◆ **Task statement**:
Go through the records below line by line, counting those that contain the word "into"; answer with the count only.

◆ **Exercise material**:
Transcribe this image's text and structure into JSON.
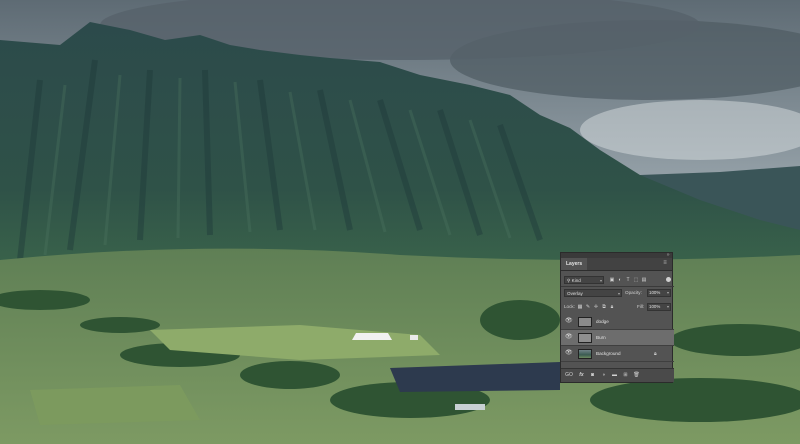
{
  "panel": {
    "tab_label": "Layers",
    "menu_icon": "menu-icon",
    "filter": {
      "kind_label": "Kind"
    },
    "blend_mode": "Overlay",
    "opacity_label": "Opacity:",
    "opacity_value": "100%",
    "lock_label": "Lock:",
    "fill_label": "Fill:",
    "fill_value": "100%",
    "layers": [
      {
        "name": "dodge",
        "selected": false
      },
      {
        "name": "Burn",
        "selected": true
      },
      {
        "name": "Background",
        "selected": false,
        "locked": true
      }
    ],
    "bottom_link_label": "GO",
    "bottom_fx_label": "fx"
  }
}
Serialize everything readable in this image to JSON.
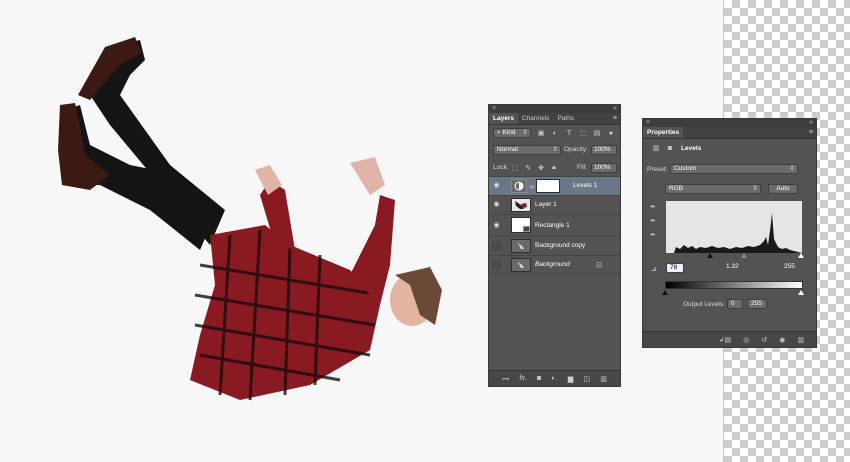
{
  "layers_panel": {
    "close": "×",
    "collapse": "«",
    "tabs": [
      "Layers",
      "Channels",
      "Paths"
    ],
    "menu": "≡",
    "filter_kind": "Kind",
    "blend_mode": "Normal",
    "opacity_label": "Opacity:",
    "opacity_value": "100%",
    "lock_label": "Lock:",
    "fill_label": "Fill:",
    "fill_value": "100%",
    "layers": [
      {
        "name": "Levels 1",
        "visible": true,
        "selected": true
      },
      {
        "name": "Layer 1",
        "visible": true,
        "selected": false
      },
      {
        "name": "Rectangle 1",
        "visible": true,
        "selected": false
      },
      {
        "name": "Background copy",
        "visible": false,
        "selected": false
      },
      {
        "name": "Background",
        "visible": false,
        "selected": false
      }
    ]
  },
  "properties_panel": {
    "close": "×",
    "collapse": "«",
    "title": "Properties",
    "menu": "≡",
    "adjustment_name": "Levels",
    "preset_label": "Preset:",
    "preset_value": "Custom",
    "channel": "RGB",
    "auto_label": "Auto",
    "input_black": "78",
    "input_gamma": "1.32",
    "input_white": "255",
    "output_label": "Output Levels:",
    "output_black": "0",
    "output_white": "255"
  }
}
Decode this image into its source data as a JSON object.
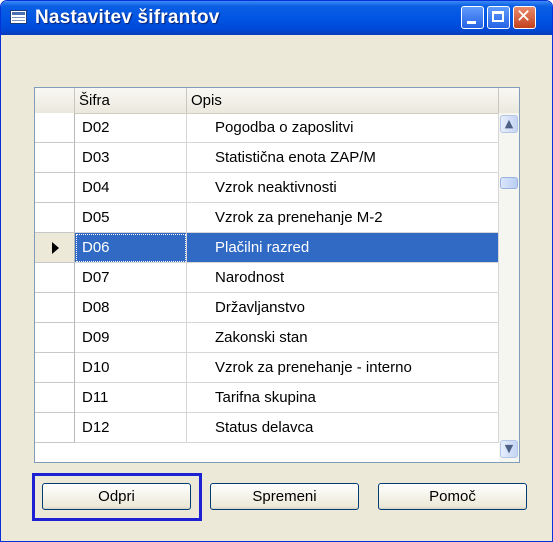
{
  "window": {
    "title": "Nastavitev šifrantov",
    "controls": {
      "minimize": "minimize",
      "maximize": "maximize",
      "close": "✕"
    }
  },
  "table": {
    "columns": [
      "Šifra",
      "Opis"
    ],
    "rows": [
      {
        "code": "D02",
        "description": "Pogodba o zaposlitvi",
        "selected": false
      },
      {
        "code": "D03",
        "description": "Statistična enota ZAP/M",
        "selected": false
      },
      {
        "code": "D04",
        "description": "Vzrok neaktivnosti",
        "selected": false
      },
      {
        "code": "D05",
        "description": "Vzrok za prenehanje M-2",
        "selected": false
      },
      {
        "code": "D06",
        "description": "Plačilni razred",
        "selected": true
      },
      {
        "code": "D07",
        "description": "Narodnost",
        "selected": false
      },
      {
        "code": "D08",
        "description": "Državljanstvo",
        "selected": false
      },
      {
        "code": "D09",
        "description": "Zakonski stan",
        "selected": false
      },
      {
        "code": "D10",
        "description": "Vzrok za prenehanje - interno",
        "selected": false
      },
      {
        "code": "D11",
        "description": "Tarifna skupina",
        "selected": false
      },
      {
        "code": "D12",
        "description": "Status delavca",
        "selected": false
      }
    ],
    "scrollbar": {
      "up": "▲",
      "down": "▼"
    }
  },
  "buttons": {
    "open": "Odpri",
    "edit": "Spremeni",
    "help": "Pomoč"
  },
  "colors": {
    "selection": "#316ac5",
    "focus_frame": "#1c22d4",
    "title_bar": "#0054e3"
  },
  "icons": {
    "title": "table-window-icon",
    "row_selector": "triangle-right-icon"
  }
}
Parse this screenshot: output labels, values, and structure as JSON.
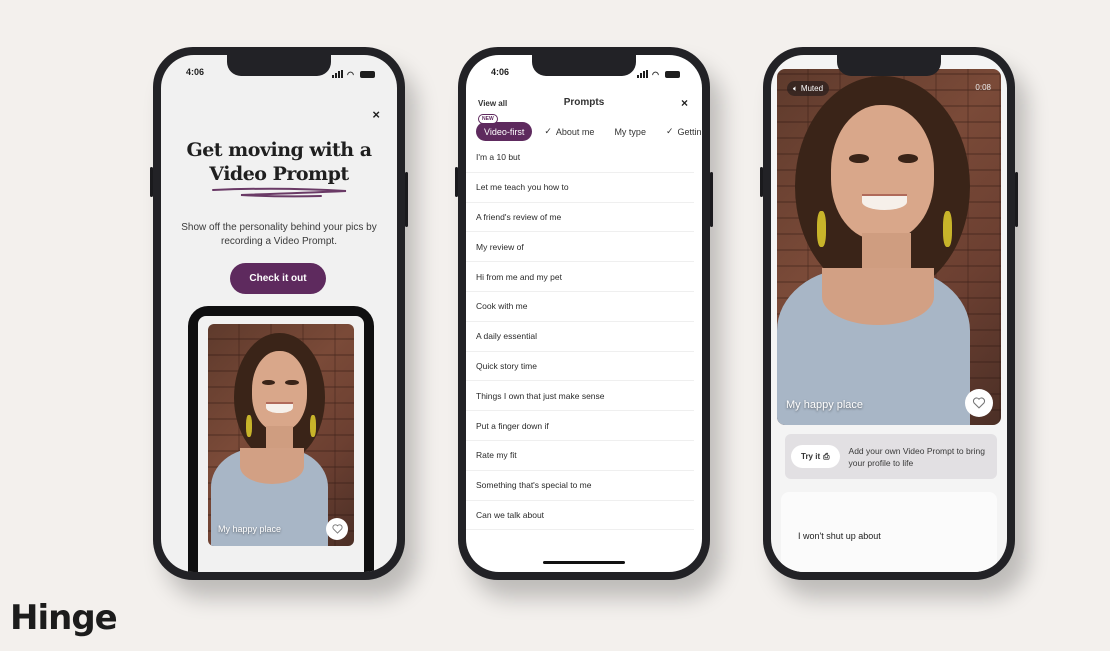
{
  "brand": {
    "logo": "Hinge",
    "accent": "#5e2a5e"
  },
  "status_bar": {
    "time": "4:06"
  },
  "phone1": {
    "close_icon": "×",
    "title_line1": "Get moving with a",
    "title_line2": "Video Prompt",
    "description": "Show off the personality behind your pics by recording a Video Prompt.",
    "cta_label": "Check it out",
    "preview_caption": "My happy place"
  },
  "phone2": {
    "view_all": "View all",
    "title": "Prompts",
    "close_icon": "×",
    "new_badge": "NEW",
    "chips": [
      {
        "label": "Video-first",
        "checked": false,
        "active": true
      },
      {
        "label": "About me",
        "checked": true,
        "active": false
      },
      {
        "label": "My type",
        "checked": false,
        "active": false
      },
      {
        "label": "Gettin",
        "checked": true,
        "active": false
      }
    ],
    "prompts": [
      "I'm a 10 but",
      "Let me teach you how to",
      "A friend's review of me",
      "My review of",
      "Hi from me and my pet",
      "Cook with me",
      "A daily essential",
      "Quick story time",
      "Things I own that just make sense",
      "Put a finger down if",
      "Rate my fit",
      "Something that's special to me",
      "Can we talk about"
    ]
  },
  "phone3": {
    "muted_label": "Muted",
    "timer": "0:08",
    "caption": "My happy place",
    "try_label": "Try it",
    "try_text": "Add your own Video Prompt to bring your profile to life",
    "next_prompt": "I won't shut up about"
  }
}
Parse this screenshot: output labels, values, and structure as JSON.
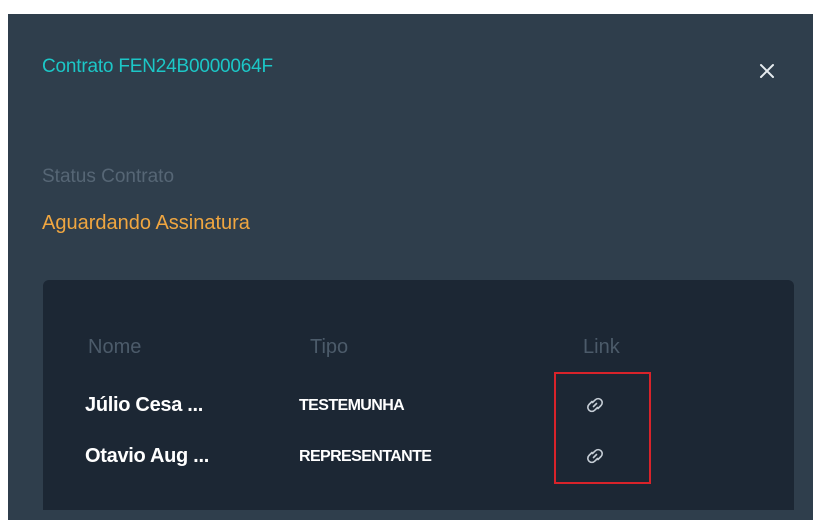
{
  "modal": {
    "title": "Contrato FEN24B0000064F",
    "status_label": "Status Contrato",
    "status_value": "Aguardando Assinatura"
  },
  "table": {
    "headers": [
      "Nome",
      "Tipo",
      "Link"
    ],
    "rows": [
      {
        "name": "Júlio Cesa ...",
        "type": "TESTEMUNHA",
        "link_icon": "link-icon"
      },
      {
        "name": "Otavio Aug ...",
        "type": "REPRESENTANTE",
        "link_icon": "link-icon"
      }
    ]
  },
  "colors": {
    "panel_bg": "#2f3e4c",
    "table_bg": "#1c2734",
    "title": "#1cc7c7",
    "status_value": "#f0a640",
    "highlight": "#d8232a"
  }
}
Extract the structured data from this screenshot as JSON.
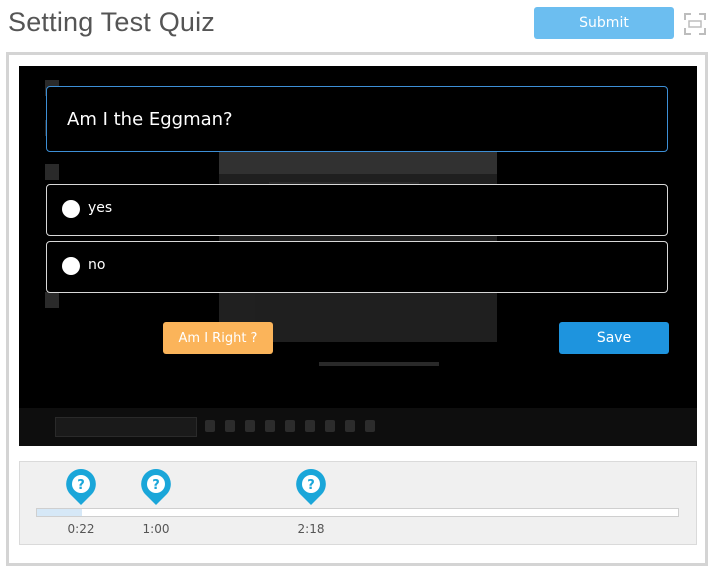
{
  "header": {
    "title": "Setting Test Quiz",
    "submit_label": "Submit",
    "fullscreen_icon": "fullscreen-icon"
  },
  "quiz": {
    "question": "Am I the Eggman?",
    "options": [
      {
        "label": "yes",
        "selected": false
      },
      {
        "label": "no",
        "selected": false
      }
    ],
    "am_i_right_label": "Am I Right ?",
    "save_label": "Save"
  },
  "timeline": {
    "progress_fraction": 0.07,
    "markers": [
      {
        "time": "0:22",
        "icon": "question-marker-icon"
      },
      {
        "time": "1:00",
        "icon": "question-marker-icon"
      },
      {
        "time": "2:18",
        "icon": "question-marker-icon"
      }
    ]
  },
  "colors": {
    "submit": "#6cbef0",
    "save": "#1e94de",
    "am_i_right": "#fbb45a",
    "marker": "#1aa6d9",
    "question_border": "#3d8fd6"
  }
}
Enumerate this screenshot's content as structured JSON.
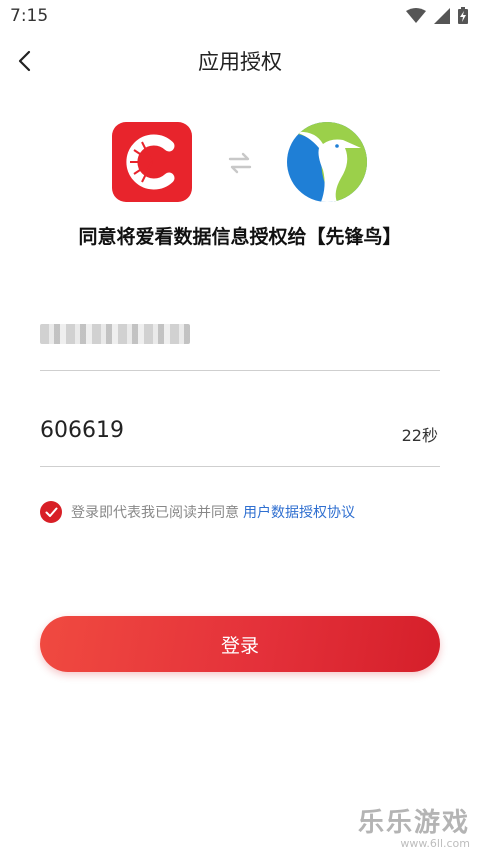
{
  "status_bar": {
    "time": "7:15"
  },
  "header": {
    "title": "应用授权"
  },
  "authorize": {
    "text": "同意将爱看数据信息授权给【先锋鸟】"
  },
  "form": {
    "phone_value": "",
    "code_value": "606619",
    "countdown": "22秒"
  },
  "agreement": {
    "text": "登录即代表我已阅读并同意",
    "link": "用户数据授权协议"
  },
  "login_button": {
    "label": "登录"
  },
  "watermark": {
    "title": "乐乐游戏",
    "url": "www.6ll.com"
  },
  "colors": {
    "brand_red": "#d81f26",
    "link_blue": "#2f6fd0",
    "bird_blue": "#1f7fd6",
    "bird_green": "#9bd04a"
  }
}
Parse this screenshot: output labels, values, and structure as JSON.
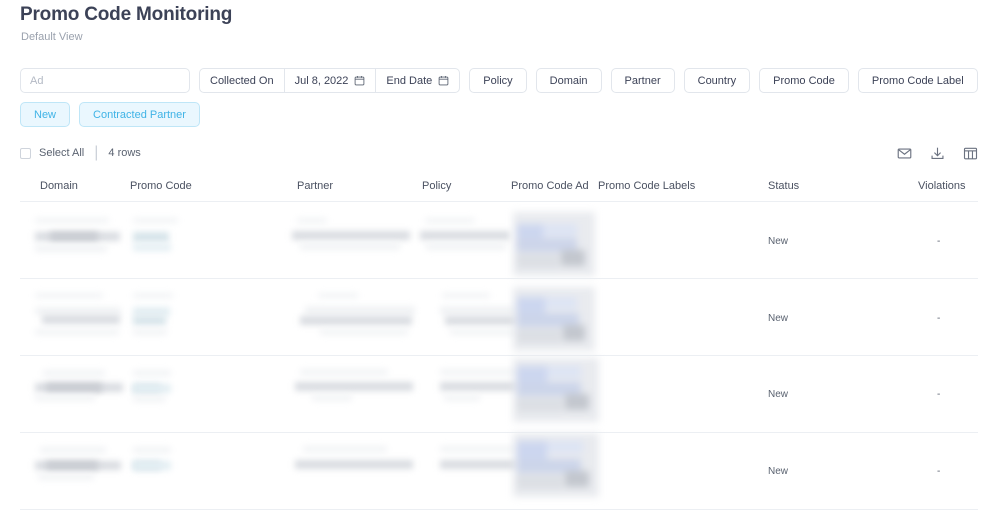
{
  "header": {
    "title": "Promo Code Monitoring",
    "view_label": "Default View"
  },
  "filters": {
    "ad_input": {
      "value": "",
      "placeholder": "Ad"
    },
    "collected_on": {
      "label": "Collected On",
      "value": "Jul 8, 2022",
      "icon": "calendar-icon"
    },
    "end_date": {
      "label": "End Date",
      "value": "",
      "icon": "calendar-icon"
    },
    "chips": [
      {
        "label": "Policy",
        "active": false
      },
      {
        "label": "Domain",
        "active": false
      },
      {
        "label": "Partner",
        "active": false
      },
      {
        "label": "Country",
        "active": false
      },
      {
        "label": "Promo Code",
        "active": false
      },
      {
        "label": "Promo Code Label",
        "active": false
      },
      {
        "label": "New",
        "active": true
      },
      {
        "label": "Contracted Partner",
        "active": true
      }
    ],
    "active_color": "#3fb3e6",
    "active_bg": "#eaf7fe"
  },
  "toolbar": {
    "select_all_label": "Select All",
    "separator": "|",
    "rows_count": "4 rows",
    "icons": [
      {
        "name": "email-icon",
        "label": "Email"
      },
      {
        "name": "download-icon",
        "label": "Download"
      },
      {
        "name": "columns-icon",
        "label": "Columns"
      }
    ]
  },
  "table": {
    "columns": [
      {
        "key": "domain",
        "label": "Domain"
      },
      {
        "key": "promo_code",
        "label": "Promo Code"
      },
      {
        "key": "partner",
        "label": "Partner"
      },
      {
        "key": "policy",
        "label": "Policy"
      },
      {
        "key": "promo_code_ad",
        "label": "Promo Code Ad"
      },
      {
        "key": "promo_code_labels",
        "label": "Promo Code Labels"
      },
      {
        "key": "status",
        "label": "Status"
      },
      {
        "key": "violations",
        "label": "Violations"
      }
    ],
    "rows": [
      {
        "domain": "",
        "promo_code": "",
        "partner": "",
        "policy": "",
        "promo_code_labels": "",
        "status": "New",
        "violations": "-"
      },
      {
        "domain": "",
        "promo_code": "",
        "partner": "",
        "policy": "",
        "promo_code_labels": "",
        "status": "New",
        "violations": "-"
      },
      {
        "domain": "",
        "promo_code": "",
        "partner": "",
        "policy": "",
        "promo_code_labels": "",
        "status": "New",
        "violations": "-"
      },
      {
        "domain": "",
        "promo_code": "",
        "partner": "",
        "policy": "",
        "promo_code_labels": "",
        "status": "New",
        "violations": "-"
      }
    ]
  }
}
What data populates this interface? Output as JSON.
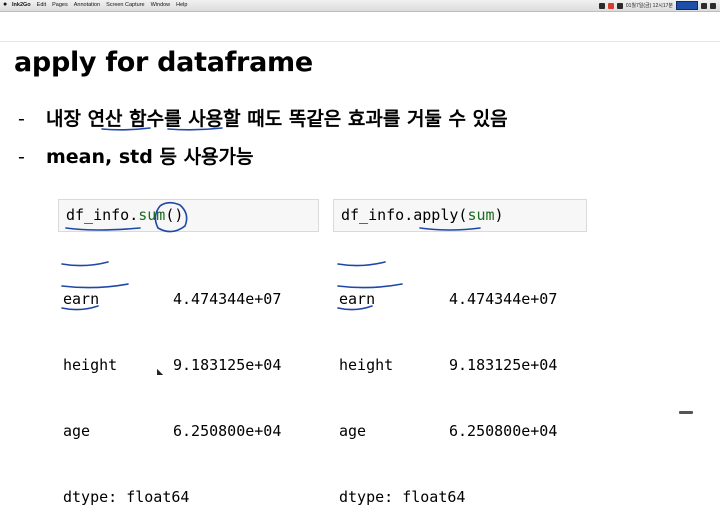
{
  "menubar": {
    "app_name": "Ink2Go",
    "items": [
      "Edit",
      "Pages",
      "Annotation",
      "Screen Capture",
      "Window",
      "Help"
    ],
    "status_text": "01월7일(금)  12시17분"
  },
  "slide": {
    "title": "apply for dataframe",
    "bullets": [
      "내장 연산 함수를 사용할 때도 똑같은 효과를 거둘 수 있음",
      "mean, std 등 사용가능"
    ],
    "bullet_marker": "-"
  },
  "cells": [
    {
      "code_obj": "df_info.",
      "code_fn": "sum",
      "code_suffix": "()",
      "output": [
        {
          "key": "earn",
          "value": "4.474344e+07"
        },
        {
          "key": "height",
          "value": "9.183125e+04"
        },
        {
          "key": "age",
          "value": "6.250800e+04"
        }
      ],
      "dtype": "dtype: float64"
    },
    {
      "code_obj": "df_info.",
      "code_fn": "apply(",
      "code_arg": "sum",
      "code_suffix": ")",
      "output": [
        {
          "key": "earn",
          "value": "4.474344e+07"
        },
        {
          "key": "height",
          "value": "9.183125e+04"
        },
        {
          "key": "age",
          "value": "6.250800e+04"
        }
      ],
      "dtype": "dtype: float64"
    }
  ],
  "colors": {
    "ink": "#1f47a8",
    "keyword": "#1b6b1b",
    "code_bg": "#f7f7f7"
  }
}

◆ **The solution**:
2